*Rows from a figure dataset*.
▼

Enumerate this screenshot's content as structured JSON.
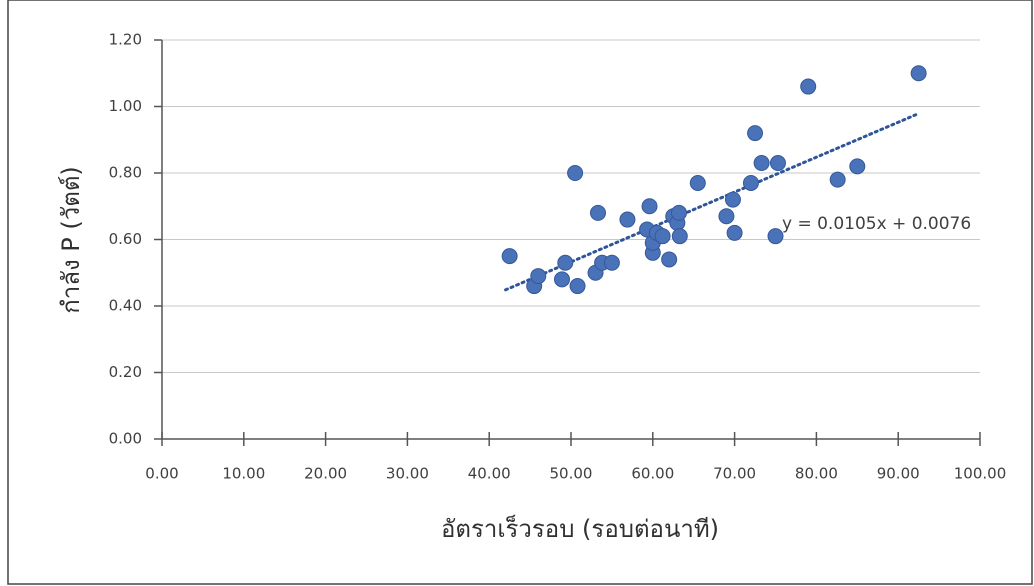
{
  "chart_data": {
    "type": "scatter",
    "x_label": "อัตราเร็วรอบ (รอบต่อนาที)",
    "y_label": "กำลัง P (วัตต์)",
    "x": [
      42.5,
      45.5,
      46.0,
      48.9,
      49.3,
      50.5,
      50.8,
      53.0,
      53.3,
      53.8,
      55.0,
      56.9,
      59.3,
      59.6,
      60.0,
      60.0,
      60.5,
      61.2,
      62.0,
      62.5,
      63.0,
      63.2,
      63.3,
      65.5,
      69.0,
      69.8,
      70.0,
      72.0,
      72.5,
      73.3,
      75.0,
      75.3,
      79.0,
      82.6,
      85.0,
      92.5
    ],
    "values": [
      0.55,
      0.46,
      0.49,
      0.48,
      0.53,
      0.8,
      0.46,
      0.5,
      0.68,
      0.53,
      0.53,
      0.66,
      0.63,
      0.7,
      0.56,
      0.59,
      0.62,
      0.61,
      0.54,
      0.67,
      0.65,
      0.68,
      0.61,
      0.77,
      0.67,
      0.72,
      0.62,
      0.77,
      0.92,
      0.83,
      0.61,
      0.83,
      1.06,
      0.78,
      0.82,
      1.1
    ],
    "color": "#4a72b8",
    "trendline": {
      "label": "y = 0.0105x + 0.0076",
      "slope": 0.0105,
      "intercept": 0.0076,
      "x_range": [
        42,
        92.5
      ],
      "color": "#2e5597"
    },
    "xlim": [
      0,
      100
    ],
    "xticks": [
      {
        "value": 0,
        "label": "0.00"
      },
      {
        "value": 10,
        "label": "10.00"
      },
      {
        "value": 20,
        "label": "20.00"
      },
      {
        "value": 30,
        "label": "30.00"
      },
      {
        "value": 40,
        "label": "40.00"
      },
      {
        "value": 50,
        "label": "50.00"
      },
      {
        "value": 60,
        "label": "60.00"
      },
      {
        "value": 70,
        "label": "70.00"
      },
      {
        "value": 80,
        "label": "80.00"
      },
      {
        "value": 90,
        "label": "90.00"
      },
      {
        "value": 100,
        "label": "100.00"
      }
    ],
    "ylim": [
      0,
      1.2
    ],
    "yticks": [
      {
        "value": 0,
        "label": "0.00"
      },
      {
        "value": 0.2,
        "label": "0.20"
      },
      {
        "value": 0.4,
        "label": "0.40"
      },
      {
        "value": 0.6,
        "label": "0.60"
      },
      {
        "value": 0.8,
        "label": "0.80"
      },
      {
        "value": 1.0,
        "label": "1.00"
      },
      {
        "value": 1.2,
        "label": "1.20"
      }
    ],
    "grid": true
  }
}
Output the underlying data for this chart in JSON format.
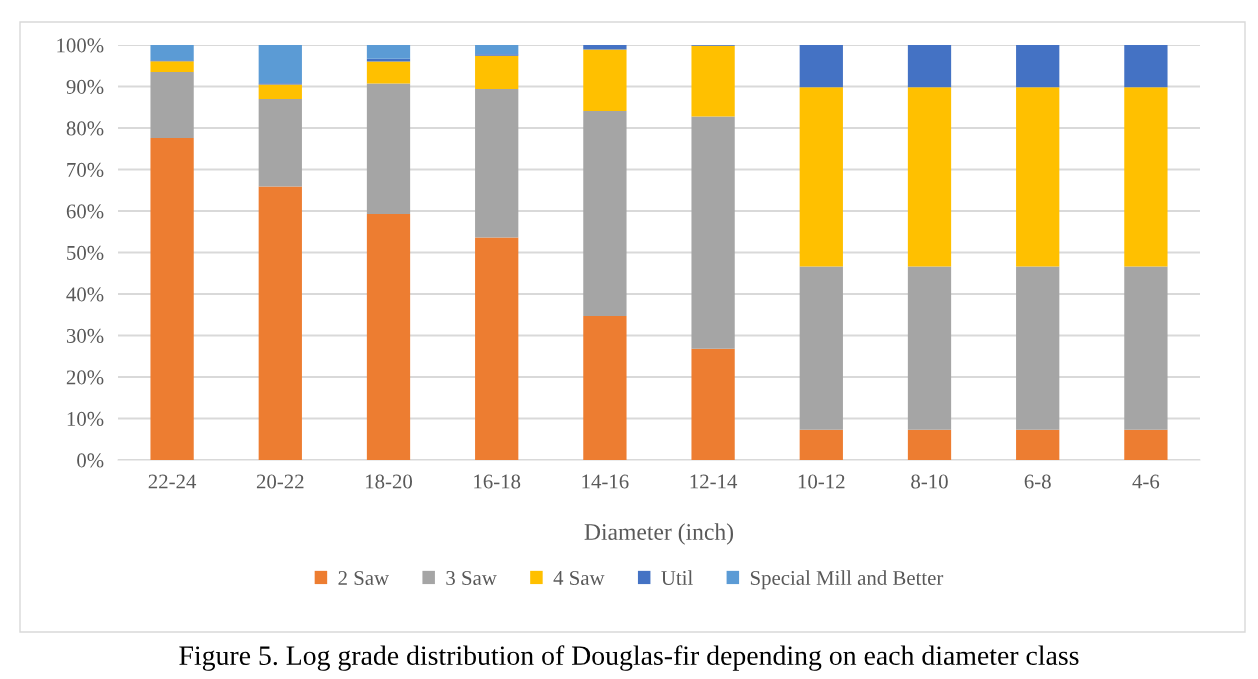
{
  "chart_data": {
    "type": "bar",
    "stacked": true,
    "xlabel": "Diameter (inch)",
    "categories": [
      "22-24",
      "20-22",
      "18-20",
      "16-18",
      "14-16",
      "12-14",
      "10-12",
      "8-10",
      "6-8",
      "4-6"
    ],
    "series": [
      {
        "name": "2 Saw",
        "color": "#ed7d31",
        "values": [
          77.6,
          65.9,
          59.3,
          53.6,
          34.7,
          26.8,
          7.3,
          7.3,
          7.3,
          7.3
        ]
      },
      {
        "name": "3 Saw",
        "color": "#a5a5a5",
        "values": [
          15.9,
          21.1,
          31.4,
          35.8,
          49.4,
          56.0,
          39.3,
          39.3,
          39.3,
          39.3
        ]
      },
      {
        "name": "4 Saw",
        "color": "#ffc000",
        "values": [
          2.6,
          3.5,
          5.3,
          8.0,
          14.8,
          17.0,
          43.2,
          43.2,
          43.2,
          43.2
        ]
      },
      {
        "name": "Util",
        "color": "#4472c4",
        "values": [
          0.2,
          0.3,
          0.7,
          0.4,
          1.1,
          0.2,
          10.2,
          10.2,
          10.2,
          10.2
        ]
      },
      {
        "name": "Special Mill and Better",
        "color": "#5b9bd5",
        "values": [
          3.7,
          9.2,
          3.3,
          2.2,
          null,
          null,
          null,
          null,
          null,
          null
        ]
      }
    ],
    "ylim": [
      0,
      100
    ],
    "yticks": [
      {
        "value": 0,
        "label": "0%"
      },
      {
        "value": 10,
        "label": "10%"
      },
      {
        "value": 20,
        "label": "20%"
      },
      {
        "value": 30,
        "label": "30%"
      },
      {
        "value": 40,
        "label": "40%"
      },
      {
        "value": 50,
        "label": "50%"
      },
      {
        "value": 60,
        "label": "60%"
      },
      {
        "value": 70,
        "label": "70%"
      },
      {
        "value": 80,
        "label": "80%"
      },
      {
        "value": 90,
        "label": "90%"
      },
      {
        "value": 100,
        "label": "100%"
      }
    ],
    "grid": "y",
    "legend": "bottom",
    "annotations": [
      "Figure 5. Log grade distribution of Douglas-fir depending on each diameter class"
    ]
  }
}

▲

*EXERCISE GOAL*.
Report all lines of the material that contain the word "JSON".

*CORRECT RESPONSE*.
Enumerate this screenshot's content as structured JSON.
Output the underlying data for this chart in JSON format.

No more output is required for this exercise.